LISTED RECORDS ::

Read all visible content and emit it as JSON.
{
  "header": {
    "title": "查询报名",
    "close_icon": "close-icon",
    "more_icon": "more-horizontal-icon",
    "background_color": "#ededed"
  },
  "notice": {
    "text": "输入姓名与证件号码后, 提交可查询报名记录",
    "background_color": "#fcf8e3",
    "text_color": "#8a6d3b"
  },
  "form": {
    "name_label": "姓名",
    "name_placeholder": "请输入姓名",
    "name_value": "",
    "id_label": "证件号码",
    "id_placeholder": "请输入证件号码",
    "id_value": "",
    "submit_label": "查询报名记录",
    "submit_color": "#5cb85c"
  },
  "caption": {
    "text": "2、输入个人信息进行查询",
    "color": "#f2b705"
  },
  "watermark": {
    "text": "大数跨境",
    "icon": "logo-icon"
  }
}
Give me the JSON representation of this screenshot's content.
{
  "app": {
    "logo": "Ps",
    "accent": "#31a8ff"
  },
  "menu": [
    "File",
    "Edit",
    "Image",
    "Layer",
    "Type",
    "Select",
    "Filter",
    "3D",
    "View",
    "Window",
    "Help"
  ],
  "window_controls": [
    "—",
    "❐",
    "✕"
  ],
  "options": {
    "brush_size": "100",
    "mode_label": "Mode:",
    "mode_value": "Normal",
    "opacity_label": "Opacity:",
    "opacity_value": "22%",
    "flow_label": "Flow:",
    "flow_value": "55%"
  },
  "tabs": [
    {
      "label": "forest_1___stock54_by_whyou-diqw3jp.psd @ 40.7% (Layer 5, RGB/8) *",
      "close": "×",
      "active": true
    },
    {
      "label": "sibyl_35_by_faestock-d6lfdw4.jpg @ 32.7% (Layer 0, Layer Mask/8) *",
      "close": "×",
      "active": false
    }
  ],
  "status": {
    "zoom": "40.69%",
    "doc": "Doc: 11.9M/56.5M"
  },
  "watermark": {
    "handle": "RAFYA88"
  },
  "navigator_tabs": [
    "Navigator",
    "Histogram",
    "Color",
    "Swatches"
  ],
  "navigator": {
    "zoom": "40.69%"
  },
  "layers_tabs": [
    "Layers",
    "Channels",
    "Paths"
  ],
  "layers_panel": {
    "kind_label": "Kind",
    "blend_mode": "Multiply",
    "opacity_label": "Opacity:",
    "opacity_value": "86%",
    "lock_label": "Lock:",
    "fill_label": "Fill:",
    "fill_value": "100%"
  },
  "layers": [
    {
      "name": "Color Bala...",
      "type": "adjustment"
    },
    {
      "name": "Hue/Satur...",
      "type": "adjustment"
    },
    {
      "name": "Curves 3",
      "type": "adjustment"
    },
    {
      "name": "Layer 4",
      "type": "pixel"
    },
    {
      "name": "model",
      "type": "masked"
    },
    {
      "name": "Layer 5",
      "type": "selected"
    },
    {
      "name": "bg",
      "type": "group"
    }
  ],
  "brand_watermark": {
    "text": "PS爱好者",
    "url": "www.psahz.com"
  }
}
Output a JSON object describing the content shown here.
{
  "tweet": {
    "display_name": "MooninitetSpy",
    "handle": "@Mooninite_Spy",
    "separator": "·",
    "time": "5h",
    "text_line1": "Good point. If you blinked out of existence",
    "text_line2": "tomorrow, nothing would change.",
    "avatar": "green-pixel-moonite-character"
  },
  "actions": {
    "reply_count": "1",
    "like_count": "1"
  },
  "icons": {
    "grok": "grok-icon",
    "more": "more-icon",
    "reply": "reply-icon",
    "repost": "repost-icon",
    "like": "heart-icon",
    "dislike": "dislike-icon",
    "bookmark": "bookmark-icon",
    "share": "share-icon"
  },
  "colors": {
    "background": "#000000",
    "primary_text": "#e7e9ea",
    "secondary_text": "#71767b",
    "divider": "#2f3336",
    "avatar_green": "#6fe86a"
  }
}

CHALLENGE ::
Check each line above for "content" and return the ones that have it.

RESPONSE TO THE EXERCISE ::
Read all visible content and emit it as JSON.
Give me the JSON representation of this screenshot's content.
Output a JSON object describing the content shown here.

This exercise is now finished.